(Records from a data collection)
==*==

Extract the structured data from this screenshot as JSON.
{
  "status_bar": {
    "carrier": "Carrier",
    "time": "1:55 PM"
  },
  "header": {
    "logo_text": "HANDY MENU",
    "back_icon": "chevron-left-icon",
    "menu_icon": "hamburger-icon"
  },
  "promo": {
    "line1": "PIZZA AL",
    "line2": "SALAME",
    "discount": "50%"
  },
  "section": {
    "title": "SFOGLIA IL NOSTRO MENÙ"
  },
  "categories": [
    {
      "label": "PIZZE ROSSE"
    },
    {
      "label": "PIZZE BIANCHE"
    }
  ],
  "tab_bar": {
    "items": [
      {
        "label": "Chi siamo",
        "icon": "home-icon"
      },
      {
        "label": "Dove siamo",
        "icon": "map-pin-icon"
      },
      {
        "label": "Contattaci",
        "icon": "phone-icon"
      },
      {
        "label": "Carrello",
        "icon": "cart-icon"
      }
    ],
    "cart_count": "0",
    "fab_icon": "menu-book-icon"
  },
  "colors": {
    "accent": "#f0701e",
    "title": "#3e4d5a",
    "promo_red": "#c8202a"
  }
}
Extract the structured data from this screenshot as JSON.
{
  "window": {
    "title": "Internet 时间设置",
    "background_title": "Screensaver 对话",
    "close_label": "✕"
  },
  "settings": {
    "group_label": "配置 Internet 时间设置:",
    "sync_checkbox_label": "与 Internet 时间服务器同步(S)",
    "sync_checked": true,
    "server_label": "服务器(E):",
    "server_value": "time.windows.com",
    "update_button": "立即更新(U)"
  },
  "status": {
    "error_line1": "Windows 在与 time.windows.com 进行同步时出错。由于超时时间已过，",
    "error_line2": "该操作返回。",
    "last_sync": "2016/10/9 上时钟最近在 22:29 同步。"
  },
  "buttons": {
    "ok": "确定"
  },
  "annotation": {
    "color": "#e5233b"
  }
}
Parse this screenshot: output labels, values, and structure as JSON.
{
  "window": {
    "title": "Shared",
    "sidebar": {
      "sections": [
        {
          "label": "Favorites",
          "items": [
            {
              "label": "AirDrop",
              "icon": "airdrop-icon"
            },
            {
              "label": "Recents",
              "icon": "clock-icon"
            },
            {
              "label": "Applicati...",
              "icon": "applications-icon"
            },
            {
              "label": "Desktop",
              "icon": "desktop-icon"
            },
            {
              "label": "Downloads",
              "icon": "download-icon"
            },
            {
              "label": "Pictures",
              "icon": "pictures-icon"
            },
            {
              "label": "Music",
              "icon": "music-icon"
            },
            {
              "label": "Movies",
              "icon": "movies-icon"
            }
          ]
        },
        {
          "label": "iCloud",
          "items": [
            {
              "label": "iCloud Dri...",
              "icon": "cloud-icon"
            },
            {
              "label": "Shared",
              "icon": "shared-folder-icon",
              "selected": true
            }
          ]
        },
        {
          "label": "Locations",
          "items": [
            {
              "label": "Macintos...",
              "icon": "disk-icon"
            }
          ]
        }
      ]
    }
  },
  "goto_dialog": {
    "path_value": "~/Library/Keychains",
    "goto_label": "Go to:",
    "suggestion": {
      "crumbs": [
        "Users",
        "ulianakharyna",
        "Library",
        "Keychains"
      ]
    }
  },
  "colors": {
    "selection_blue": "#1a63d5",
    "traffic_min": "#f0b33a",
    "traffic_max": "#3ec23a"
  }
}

==*==

* **THE TASK**
Repeat the material above in full, exactly as it stands.

* **FULL ANSWER**
Extract the structured data from this screenshot as JSON.
{
  "status_bar": {
    "carrier": "Carrier",
    "time": "1:55 PM"
  },
  "header": {
    "logo_text": "HANDY MENU",
    "back_icon": "chevron-left-icon",
    "menu_icon": "hamburger-icon"
  },
  "promo": {
    "line1": "PIZZA AL",
    "line2": "SALAME",
    "discount": "50%"
  },
  "section": {
    "title": "SFOGLIA IL NOSTRO MENÙ"
  },
  "categories": [
    {
      "label": "PIZZE ROSSE"
    },
    {
      "label": "PIZZE BIANCHE"
    }
  ],
  "tab_bar": {
    "items": [
      {
        "label": "Chi siamo",
        "icon": "home-icon"
      },
      {
        "label": "Dove siamo",
        "icon": "map-pin-icon"
      },
      {
        "label": "Contattaci",
        "icon": "phone-icon"
      },
      {
        "label": "Carrello",
        "icon": "cart-icon"
      }
    ],
    "cart_count": "0",
    "fab_icon": "menu-book-icon"
  },
  "colors": {
    "accent": "#f0701e",
    "title": "#3e4d5a",
    "promo_red": "#c8202a"
  }
}
Extract the structured data from this screenshot as JSON.
{
  "window": {
    "title": "Internet 时间设置",
    "background_title": "Screensaver 对话",
    "close_label": "✕"
  },
  "settings": {
    "group_label": "配置 Internet 时间设置:",
    "sync_checkbox_label": "与 Internet 时间服务器同步(S)",
    "sync_checked": true,
    "server_label": "服务器(E):",
    "server_value": "time.windows.com",
    "update_button": "立即更新(U)"
  },
  "status": {
    "error_line1": "Windows 在与 time.windows.com 进行同步时出错。由于超时时间已过，",
    "error_line2": "该操作返回。",
    "last_sync": "2016/10/9 上时钟最近在 22:29 同步。"
  },
  "buttons": {
    "ok": "确定"
  },
  "annotation": {
    "color": "#e5233b"
  }
}
Parse this screenshot: output labels, values, and structure as JSON.
{
  "window": {
    "title": "Shared",
    "sidebar": {
      "sections": [
        {
          "label": "Favorites",
          "items": [
            {
              "label": "AirDrop",
              "icon": "airdrop-icon"
            },
            {
              "label": "Recents",
              "icon": "clock-icon"
            },
            {
              "label": "Applicati...",
              "icon": "applications-icon"
            },
            {
              "label": "Desktop",
              "icon": "desktop-icon"
            },
            {
              "label": "Downloads",
              "icon": "download-icon"
            },
            {
              "label": "Pictures",
              "icon": "pictures-icon"
            },
            {
              "label": "Music",
              "icon": "music-icon"
            },
            {
              "label": "Movies",
              "icon": "movies-icon"
            }
          ]
        },
        {
          "label": "iCloud",
          "items": [
            {
              "label": "iCloud Dri...",
              "icon": "cloud-icon"
            },
            {
              "label": "Shared",
              "icon": "shared-folder-icon",
              "selected": true
            }
          ]
        },
        {
          "label": "Locations",
          "items": [
            {
              "label": "Macintos...",
              "icon": "disk-icon"
            }
          ]
        }
      ]
    }
  },
  "goto_dialog": {
    "path_value": "~/Library/Keychains",
    "goto_label": "Go to:",
    "suggestion": {
      "crumbs": [
        "Users",
        "ulianakharyna",
        "Library",
        "Keychains"
      ]
    }
  },
  "colors": {
    "selection_blue": "#1a63d5",
    "traffic_min": "#f0b33a",
    "traffic_max": "#3ec23a"
  }
}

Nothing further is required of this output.